### Records excerpted from a collection
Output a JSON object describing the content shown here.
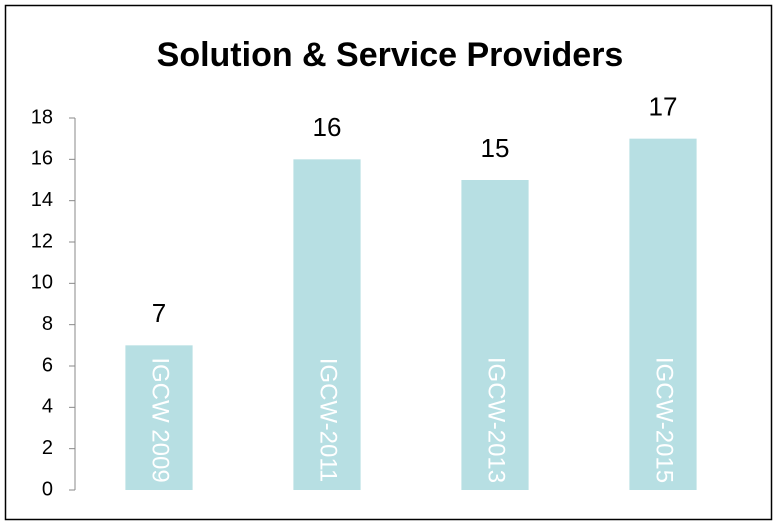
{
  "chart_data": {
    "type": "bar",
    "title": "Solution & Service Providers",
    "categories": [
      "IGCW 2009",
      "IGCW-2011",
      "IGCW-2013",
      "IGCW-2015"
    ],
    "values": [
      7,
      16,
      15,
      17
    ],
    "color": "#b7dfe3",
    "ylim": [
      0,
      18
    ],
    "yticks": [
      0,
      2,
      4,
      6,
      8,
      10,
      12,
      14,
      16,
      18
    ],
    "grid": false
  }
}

...

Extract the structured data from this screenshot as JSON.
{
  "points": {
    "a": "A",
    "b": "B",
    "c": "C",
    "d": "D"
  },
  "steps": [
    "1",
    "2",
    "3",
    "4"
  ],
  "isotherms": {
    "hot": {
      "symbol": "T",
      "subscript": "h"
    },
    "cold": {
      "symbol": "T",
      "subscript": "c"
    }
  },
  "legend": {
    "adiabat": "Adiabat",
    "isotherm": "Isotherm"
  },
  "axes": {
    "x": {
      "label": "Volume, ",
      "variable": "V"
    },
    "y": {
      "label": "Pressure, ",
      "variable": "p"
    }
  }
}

### Work to complete
In the entries above, count each line with "JSON"; reply with the total only.

### Solved problem
2